Work to be completed:
Return each line of the data below verbatim; pictures are to be left out.

Records from a data source

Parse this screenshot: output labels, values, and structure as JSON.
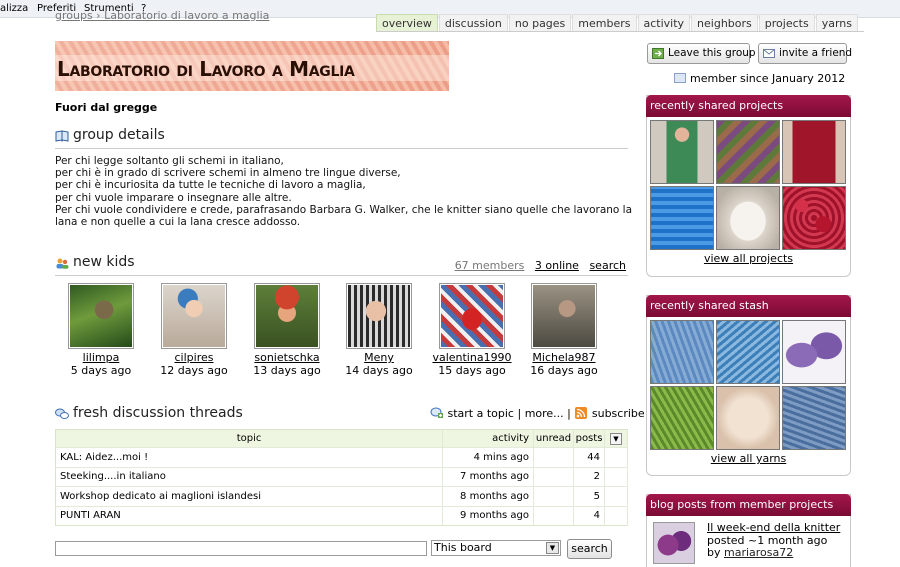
{
  "browser_menu": [
    "alizza",
    "Preferiti",
    "Strumenti",
    "?"
  ],
  "breadcrumb": "groups › Laboratorio di lavoro a maglia",
  "tabs": [
    "overview",
    "discussion",
    "no pages",
    "members",
    "activity",
    "neighbors",
    "projects",
    "yarns"
  ],
  "group": {
    "banner_title": "Laboratorio di Lavoro a Maglia",
    "subtitle": "Fuori dal gregge",
    "details_heading": "group details",
    "description": [
      "Per chi legge soltanto gli schemi in italiano,",
      "per chi è in grado di scrivere schemi in almeno tre lingue diverse,",
      "per chi è incuriosita da tutte le tecniche di lavoro a maglia,",
      "per chi vuole imparare o insegnare alle altre.",
      "Per chi vuole condividere e crede, parafrasando Barbara G. Walker, che le knitter siano quelle che lavorano la",
      "lana e non quelle a cui la lana cresce addosso."
    ]
  },
  "new_kids": {
    "heading": "new kids",
    "members_link": "67 members",
    "online_link": "3 online",
    "search_link": "search",
    "kids": [
      {
        "name": "lilimpa",
        "ago": "5 days ago"
      },
      {
        "name": "cilpires",
        "ago": "12 days ago"
      },
      {
        "name": "sonietschka",
        "ago": "13 days ago"
      },
      {
        "name": "Meny",
        "ago": "14 days ago"
      },
      {
        "name": "valentina1990",
        "ago": "15 days ago"
      },
      {
        "name": "Michela987",
        "ago": "16 days ago"
      }
    ]
  },
  "threads": {
    "heading": "fresh discussion threads",
    "start_topic": "start a topic",
    "more": "more...",
    "subscribe": "subscribe",
    "columns": {
      "topic": "topic",
      "activity": "activity",
      "unread": "unread",
      "posts": "posts"
    },
    "rows": [
      {
        "topic": "KAL: Aidez...moi !",
        "activity": "4 mins ago",
        "unread": "",
        "posts": "44"
      },
      {
        "topic": "Steeking....in italiano",
        "activity": "7 months ago",
        "unread": "",
        "posts": "2"
      },
      {
        "topic": "Workshop dedicato ai maglioni islandesi",
        "activity": "8 months ago",
        "unread": "",
        "posts": "5"
      },
      {
        "topic": "PUNTI ARAN",
        "activity": "9 months ago",
        "unread": "",
        "posts": "4"
      }
    ]
  },
  "search": {
    "input_value": "",
    "scope": "This board",
    "button": "search"
  },
  "sidebar": {
    "leave_group": "Leave this group",
    "invite_friend": "invite a friend",
    "member_since": "member since January 2012",
    "projects_heading": "recently shared projects",
    "projects_link": "view all projects",
    "stash_heading": "recently shared stash",
    "stash_link": "view all yarns",
    "blog_heading": "blog posts from member projects",
    "blog_title": "Il week-end della knitter",
    "blog_posted": "posted ~1 month ago",
    "blog_by": "by",
    "blog_author": "mariarosa72"
  }
}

Result of this task:
Parse this screenshot: output labels, values, and structure as JSON.
{
  "browser_menu": [
    "alizza",
    "Preferiti",
    "Strumenti",
    "?"
  ],
  "breadcrumb": "groups › Laboratorio di lavoro a maglia",
  "tabs": [
    "overview",
    "discussion",
    "no pages",
    "members",
    "activity",
    "neighbors",
    "projects",
    "yarns"
  ],
  "group": {
    "banner_title": "Laboratorio di Lavoro a Maglia",
    "subtitle": "Fuori dal gregge",
    "details_heading": "group details",
    "description": [
      "Per chi legge soltanto gli schemi in italiano,",
      "per chi è in grado di scrivere schemi in almeno tre lingue diverse,",
      "per chi è incuriosita da tutte le tecniche di lavoro a maglia,",
      "per chi vuole imparare o insegnare alle altre.",
      "Per chi vuole condividere e crede, parafrasando Barbara G. Walker, che le knitter siano quelle che lavorano la",
      "lana e non quelle a cui la lana cresce addosso."
    ]
  },
  "new_kids": {
    "heading": "new kids",
    "members_link": "67 members",
    "online_link": "3 online",
    "search_link": "search",
    "kids": [
      {
        "name": "lilimpa",
        "ago": "5 days ago"
      },
      {
        "name": "cilpires",
        "ago": "12 days ago"
      },
      {
        "name": "sonietschka",
        "ago": "13 days ago"
      },
      {
        "name": "Meny",
        "ago": "14 days ago"
      },
      {
        "name": "valentina1990",
        "ago": "15 days ago"
      },
      {
        "name": "Michela987",
        "ago": "16 days ago"
      }
    ]
  },
  "threads": {
    "heading": "fresh discussion threads",
    "start_topic": "start a topic",
    "more": "more...",
    "subscribe": "subscribe",
    "columns": {
      "topic": "topic",
      "activity": "activity",
      "unread": "unread",
      "posts": "posts"
    },
    "rows": [
      {
        "topic": "KAL: Aidez...moi !",
        "activity": "4 mins ago",
        "unread": "",
        "posts": "44"
      },
      {
        "topic": "Steeking....in italiano",
        "activity": "7 months ago",
        "unread": "",
        "posts": "2"
      },
      {
        "topic": "Workshop dedicato ai maglioni islandesi",
        "activity": "8 months ago",
        "unread": "",
        "posts": "5"
      },
      {
        "topic": "PUNTI ARAN",
        "activity": "9 months ago",
        "unread": "",
        "posts": "4"
      }
    ]
  },
  "search": {
    "input_value": "",
    "scope": "This board",
    "button": "search"
  },
  "sidebar": {
    "leave_group": "Leave this group",
    "invite_friend": "invite a friend",
    "member_since": "member since January 2012",
    "projects_heading": "recently shared projects",
    "projects_link": "view all projects",
    "stash_heading": "recently shared stash",
    "stash_link": "view all yarns",
    "blog_heading": "blog posts from member projects",
    "blog_title": "Il week-end della knitter",
    "blog_posted": "posted ~1 month ago",
    "blog_by": "by",
    "blog_author": "mariarosa72"
  }
}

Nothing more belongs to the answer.